#### Exercise directions
Can you reproduce the items below with every "Opiate Dependent" changed to "Opioid Dependent", leave everything else unchanged, and omit the pictures?

★ ★ ★

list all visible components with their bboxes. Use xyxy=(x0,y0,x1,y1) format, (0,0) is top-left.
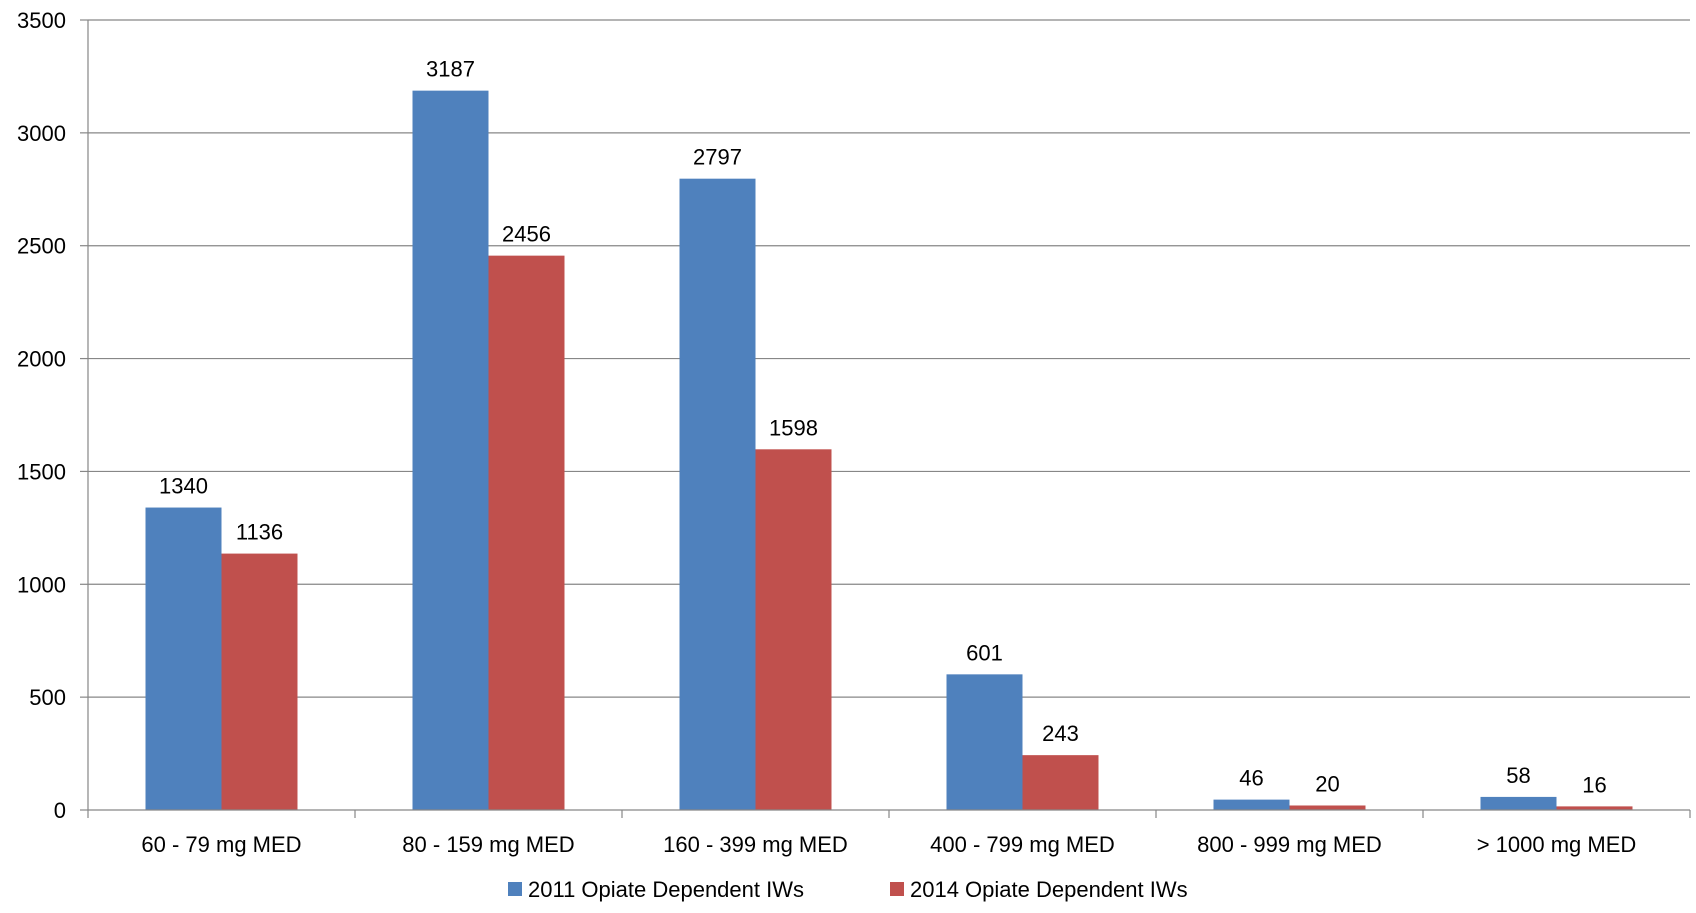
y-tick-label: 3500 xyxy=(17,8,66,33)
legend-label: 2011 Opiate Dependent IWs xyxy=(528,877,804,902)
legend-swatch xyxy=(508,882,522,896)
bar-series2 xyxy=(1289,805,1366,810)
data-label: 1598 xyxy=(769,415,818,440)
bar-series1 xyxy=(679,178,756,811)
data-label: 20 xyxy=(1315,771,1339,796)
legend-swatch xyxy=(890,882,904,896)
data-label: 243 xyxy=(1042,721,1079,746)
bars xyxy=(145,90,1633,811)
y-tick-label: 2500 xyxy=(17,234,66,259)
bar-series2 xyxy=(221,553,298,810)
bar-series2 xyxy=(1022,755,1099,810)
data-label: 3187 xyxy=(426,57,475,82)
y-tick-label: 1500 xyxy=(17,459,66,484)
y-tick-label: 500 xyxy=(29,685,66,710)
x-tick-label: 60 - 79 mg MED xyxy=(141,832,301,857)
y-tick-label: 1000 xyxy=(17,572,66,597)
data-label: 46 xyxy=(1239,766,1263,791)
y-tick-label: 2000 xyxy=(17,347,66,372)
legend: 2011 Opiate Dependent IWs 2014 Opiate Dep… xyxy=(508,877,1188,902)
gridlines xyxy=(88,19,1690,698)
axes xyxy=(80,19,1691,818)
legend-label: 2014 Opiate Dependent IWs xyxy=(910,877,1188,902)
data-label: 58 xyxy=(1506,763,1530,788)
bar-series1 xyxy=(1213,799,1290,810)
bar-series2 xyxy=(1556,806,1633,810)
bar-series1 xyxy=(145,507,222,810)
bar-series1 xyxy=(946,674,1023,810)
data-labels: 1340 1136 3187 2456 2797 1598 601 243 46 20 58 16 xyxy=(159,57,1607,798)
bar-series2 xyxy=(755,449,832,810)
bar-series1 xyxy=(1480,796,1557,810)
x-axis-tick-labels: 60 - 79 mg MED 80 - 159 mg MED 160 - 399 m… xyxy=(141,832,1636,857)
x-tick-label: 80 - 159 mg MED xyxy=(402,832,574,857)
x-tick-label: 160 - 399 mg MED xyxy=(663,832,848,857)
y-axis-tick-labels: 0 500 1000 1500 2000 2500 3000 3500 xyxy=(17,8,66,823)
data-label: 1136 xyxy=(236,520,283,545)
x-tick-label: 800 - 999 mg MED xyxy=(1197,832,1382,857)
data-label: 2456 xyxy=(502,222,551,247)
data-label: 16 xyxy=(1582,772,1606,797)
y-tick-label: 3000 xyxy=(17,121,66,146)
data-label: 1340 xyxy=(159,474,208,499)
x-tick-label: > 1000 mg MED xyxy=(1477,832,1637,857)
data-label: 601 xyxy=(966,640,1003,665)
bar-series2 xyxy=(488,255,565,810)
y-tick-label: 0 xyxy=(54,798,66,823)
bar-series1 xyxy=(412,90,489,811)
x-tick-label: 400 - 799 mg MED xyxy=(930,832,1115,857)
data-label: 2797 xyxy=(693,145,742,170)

★ ★ ★

#### Complete output
list all visible components with their bboxes. Use xyxy=(x0,y0,x1,y1) format, (0,0) is top-left.
y-tick-label: 3500 xyxy=(17,8,66,33)
legend-label: 2011 Opioid Dependent IWs xyxy=(528,877,804,902)
legend-swatch xyxy=(508,882,522,896)
bar-series2 xyxy=(1289,805,1366,810)
data-label: 1598 xyxy=(769,415,818,440)
bar-series1 xyxy=(679,178,756,811)
data-label: 20 xyxy=(1315,771,1339,796)
legend-swatch xyxy=(890,882,904,896)
data-label: 243 xyxy=(1042,721,1079,746)
bars xyxy=(145,90,1633,811)
y-tick-label: 2500 xyxy=(17,234,66,259)
bar-series2 xyxy=(221,553,298,810)
bar-series2 xyxy=(1022,755,1099,810)
data-label: 3187 xyxy=(426,57,475,82)
y-tick-label: 1500 xyxy=(17,459,66,484)
y-tick-label: 500 xyxy=(29,685,66,710)
x-tick-label: 60 - 79 mg MED xyxy=(141,832,301,857)
y-tick-label: 1000 xyxy=(17,572,66,597)
data-label: 46 xyxy=(1239,766,1263,791)
y-tick-label: 2000 xyxy=(17,347,66,372)
legend: 2011 Opioid Dependent IWs 2014 Opiate Dep… xyxy=(508,877,1188,902)
gridlines xyxy=(88,19,1690,698)
axes xyxy=(80,19,1691,818)
legend-label: 2014 Opioid Dependent IWs xyxy=(910,877,1188,902)
data-label: 58 xyxy=(1506,763,1530,788)
bar-series1 xyxy=(1213,799,1290,810)
bar-series2 xyxy=(1556,806,1633,810)
bar-series1 xyxy=(145,507,222,810)
bar-series1 xyxy=(946,674,1023,810)
data-labels: 1340 1136 3187 2456 2797 1598 601 243 46 20 58 16 xyxy=(159,57,1607,798)
bar-series2 xyxy=(755,449,832,810)
bar-series1 xyxy=(1480,796,1557,810)
x-axis-tick-labels: 60 - 79 mg MED 80 - 159 mg MED 160 - 399 m… xyxy=(141,832,1636,857)
x-tick-label: 80 - 159 mg MED xyxy=(402,832,574,857)
x-tick-label: 160 - 399 mg MED xyxy=(663,832,848,857)
y-axis-tick-labels: 0 500 1000 1500 2000 2500 3000 3500 xyxy=(17,8,66,823)
data-label: 1136 xyxy=(236,520,283,545)
x-tick-label: 800 - 999 mg MED xyxy=(1197,832,1382,857)
data-label: 2456 xyxy=(502,222,551,247)
data-label: 16 xyxy=(1582,772,1606,797)
y-tick-label: 3000 xyxy=(17,121,66,146)
data-label: 1340 xyxy=(159,474,208,499)
x-tick-label: > 1000 mg MED xyxy=(1477,832,1637,857)
data-label: 601 xyxy=(966,640,1003,665)
bar-series2 xyxy=(488,255,565,810)
y-tick-label: 0 xyxy=(54,798,66,823)
bar-series1 xyxy=(412,90,489,811)
x-tick-label: 400 - 799 mg MED xyxy=(930,832,1115,857)
data-label: 2797 xyxy=(693,145,742,170)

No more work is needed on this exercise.